▶ **Excerpted data**
***

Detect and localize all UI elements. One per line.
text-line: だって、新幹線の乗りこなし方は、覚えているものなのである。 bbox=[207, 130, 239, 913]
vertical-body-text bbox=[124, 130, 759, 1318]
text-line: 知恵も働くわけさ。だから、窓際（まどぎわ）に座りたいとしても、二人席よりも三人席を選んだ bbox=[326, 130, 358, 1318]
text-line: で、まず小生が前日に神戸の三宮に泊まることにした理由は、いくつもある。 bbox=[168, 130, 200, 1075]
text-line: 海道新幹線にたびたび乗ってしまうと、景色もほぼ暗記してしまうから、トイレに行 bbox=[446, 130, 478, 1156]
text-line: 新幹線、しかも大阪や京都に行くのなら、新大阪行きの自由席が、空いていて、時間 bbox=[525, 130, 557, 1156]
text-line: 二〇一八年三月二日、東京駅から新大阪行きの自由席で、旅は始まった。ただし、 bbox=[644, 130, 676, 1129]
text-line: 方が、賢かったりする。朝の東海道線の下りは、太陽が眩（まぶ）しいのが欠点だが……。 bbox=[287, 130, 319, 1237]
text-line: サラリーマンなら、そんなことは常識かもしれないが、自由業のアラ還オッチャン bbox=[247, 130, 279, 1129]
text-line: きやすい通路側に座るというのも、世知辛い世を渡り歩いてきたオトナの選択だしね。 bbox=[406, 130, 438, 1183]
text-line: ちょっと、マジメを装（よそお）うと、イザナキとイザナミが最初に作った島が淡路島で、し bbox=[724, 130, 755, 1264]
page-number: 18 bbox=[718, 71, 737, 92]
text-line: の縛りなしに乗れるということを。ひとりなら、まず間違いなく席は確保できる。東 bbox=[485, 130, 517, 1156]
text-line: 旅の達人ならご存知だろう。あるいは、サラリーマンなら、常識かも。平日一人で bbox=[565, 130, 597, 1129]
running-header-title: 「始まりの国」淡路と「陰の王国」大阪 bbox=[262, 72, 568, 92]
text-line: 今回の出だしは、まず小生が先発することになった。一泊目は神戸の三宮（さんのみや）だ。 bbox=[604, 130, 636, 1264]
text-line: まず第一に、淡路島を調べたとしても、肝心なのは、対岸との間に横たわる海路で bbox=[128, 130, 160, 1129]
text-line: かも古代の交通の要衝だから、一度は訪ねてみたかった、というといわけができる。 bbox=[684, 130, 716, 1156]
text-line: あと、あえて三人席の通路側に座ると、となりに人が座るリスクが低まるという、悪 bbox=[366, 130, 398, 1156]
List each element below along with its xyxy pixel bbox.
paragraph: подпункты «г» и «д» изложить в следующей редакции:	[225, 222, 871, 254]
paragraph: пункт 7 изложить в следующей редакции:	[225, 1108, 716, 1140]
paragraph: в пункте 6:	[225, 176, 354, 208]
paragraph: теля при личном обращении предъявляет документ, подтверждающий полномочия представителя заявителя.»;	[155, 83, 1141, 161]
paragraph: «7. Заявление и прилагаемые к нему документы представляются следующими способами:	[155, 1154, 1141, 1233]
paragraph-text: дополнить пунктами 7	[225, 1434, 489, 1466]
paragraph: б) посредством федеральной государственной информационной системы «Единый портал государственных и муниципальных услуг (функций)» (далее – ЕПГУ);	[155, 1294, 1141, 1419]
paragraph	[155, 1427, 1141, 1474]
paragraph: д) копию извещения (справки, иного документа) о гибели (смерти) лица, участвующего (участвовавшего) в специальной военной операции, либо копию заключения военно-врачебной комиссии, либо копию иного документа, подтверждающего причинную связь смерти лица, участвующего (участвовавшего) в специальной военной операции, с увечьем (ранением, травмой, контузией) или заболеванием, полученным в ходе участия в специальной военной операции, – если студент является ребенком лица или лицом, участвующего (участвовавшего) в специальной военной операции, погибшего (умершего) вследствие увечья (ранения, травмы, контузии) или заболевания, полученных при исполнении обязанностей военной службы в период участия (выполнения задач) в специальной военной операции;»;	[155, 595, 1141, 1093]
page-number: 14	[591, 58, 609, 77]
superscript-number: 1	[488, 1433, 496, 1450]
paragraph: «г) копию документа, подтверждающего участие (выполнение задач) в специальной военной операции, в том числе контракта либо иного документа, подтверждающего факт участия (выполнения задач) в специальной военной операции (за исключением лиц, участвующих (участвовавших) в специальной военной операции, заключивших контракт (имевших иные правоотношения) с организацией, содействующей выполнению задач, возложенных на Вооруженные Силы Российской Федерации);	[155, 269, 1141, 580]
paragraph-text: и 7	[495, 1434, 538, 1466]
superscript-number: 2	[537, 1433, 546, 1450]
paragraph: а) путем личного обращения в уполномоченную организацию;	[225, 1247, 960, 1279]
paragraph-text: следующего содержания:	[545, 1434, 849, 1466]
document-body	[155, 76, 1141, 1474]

***

▶ **What you need to do**
Reproduce every line of the data verbatim.

▶ **Solution to this task**
Detect and localize all UI elements. One per line.
text-line: だって、新幹線の乗りこなし方は、覚えているものなのである。 bbox=[207, 130, 239, 913]
vertical-body-text bbox=[124, 130, 759, 1318]
text-line: 知恵も働くわけさ。だから、窓際（まどぎわ）に座りたいとしても、二人席よりも三人席を選んだ bbox=[326, 130, 358, 1318]
text-line: で、まず小生が前日に神戸の三宮に泊まることにした理由は、いくつもある。 bbox=[168, 130, 200, 1075]
text-line: 海道新幹線にたびたび乗ってしまうと、景色もほぼ暗記してしまうから、トイレに行 bbox=[446, 130, 478, 1156]
text-line: 新幹線、しかも大阪や京都に行くのなら、新大阪行きの自由席が、空いていて、時間 bbox=[525, 130, 557, 1156]
text-line: 二〇一八年三月二日、東京駅から新大阪行きの自由席で、旅は始まった。ただし、 bbox=[644, 130, 676, 1129]
text-line: 方が、賢かったりする。朝の東海道線の下りは、太陽が眩（まぶ）しいのが欠点だが……。 bbox=[287, 130, 319, 1237]
text-line: サラリーマンなら、そんなことは常識かもしれないが、自由業のアラ還オッチャン bbox=[247, 130, 279, 1129]
text-line: きやすい通路側に座るというのも、世知辛い世を渡り歩いてきたオトナの選択だしね。 bbox=[406, 130, 438, 1183]
text-line: ちょっと、マジメを装（よそお）うと、イザナキとイザナミが最初に作った島が淡路島で、し bbox=[724, 130, 755, 1264]
page-number: 18 bbox=[718, 71, 737, 92]
text-line: の縛りなしに乗れるということを。ひとりなら、まず間違いなく席は確保できる。東 bbox=[485, 130, 517, 1156]
text-line: 旅の達人ならご存知だろう。あるいは、サラリーマンなら、常識かも。平日一人で bbox=[565, 130, 597, 1129]
running-header-title: 「始まりの国」淡路と「陰の王国」大阪 bbox=[262, 72, 568, 92]
text-line: 今回の出だしは、まず小生が先発することになった。一泊目は神戸の三宮（さんのみや）だ。 bbox=[604, 130, 636, 1264]
text-line: まず第一に、淡路島を調べたとしても、肝心なのは、対岸との間に横たわる海路で bbox=[128, 130, 160, 1129]
text-line: かも古代の交通の要衝だから、一度は訪ねてみたかった、というといわけができる。 bbox=[684, 130, 716, 1156]
text-line: あと、あえて三人席の通路側に座ると、となりに人が座るリスクが低まるという、悪 bbox=[366, 130, 398, 1156]
List each element below along with its xyxy pixel bbox.
paragraph: подпункты «г» и «д» изложить в следующей редакции:	[225, 222, 871, 254]
paragraph: пункт 7 изложить в следующей редакции:	[225, 1108, 716, 1140]
paragraph: в пункте 6:	[225, 176, 354, 208]
paragraph: теля при личном обращении предъявляет документ, подтверждающий полномочия представителя заявителя.»;	[155, 83, 1141, 161]
paragraph: «7. Заявление и прилагаемые к нему документы представляются следующими способами:	[155, 1154, 1141, 1233]
paragraph-text: дополнить пунктами 7	[225, 1434, 489, 1466]
paragraph: б) посредством федеральной государственной информационной системы «Единый портал государственных и муниципальных услуг (функций)» (далее – ЕПГУ);	[155, 1294, 1141, 1419]
paragraph	[155, 1427, 1141, 1474]
paragraph: д) копию извещения (справки, иного документа) о гибели (смерти) лица, участвующего (участвовавшего) в специальной военной операции, либо копию заключения военно-врачебной комиссии, либо копию иного документа, подтверждающего причинную связь смерти лица, участвующего (участвовавшего) в специальной военной операции, с увечьем (ранением, травмой, контузией) или заболеванием, полученным в ходе участия в специальной военной операции, – если студент является ребенком лица или лицом, участвующего (участвовавшего) в специальной военной операции, погибшего (умершего) вследствие увечья (ранения, травмы, контузии) или заболевания, полученных при исполнении обязанностей военной службы в период участия (выполнения задач) в специальной военной операции;»;	[155, 595, 1141, 1093]
page-number: 14	[591, 58, 609, 77]
superscript-number: 1	[488, 1433, 496, 1450]
paragraph: «г) копию документа, подтверждающего участие (выполнение задач) в специальной военной операции, в том числе контракта либо иного документа, подтверждающего факт участия (выполнения задач) в специальной военной операции (за исключением лиц, участвующих (участвовавших) в специальной военной операции, заключивших контракт (имевших иные правоотношения) с организацией, содействующей выполнению задач, возложенных на Вооруженные Силы Российской Федерации);	[155, 269, 1141, 580]
paragraph-text: и 7	[495, 1434, 538, 1466]
superscript-number: 2	[537, 1433, 546, 1450]
paragraph: а) путем личного обращения в уполномоченную организацию;	[225, 1247, 960, 1279]
paragraph-text: следующего содержания:	[545, 1434, 849, 1466]
document-body	[155, 76, 1141, 1474]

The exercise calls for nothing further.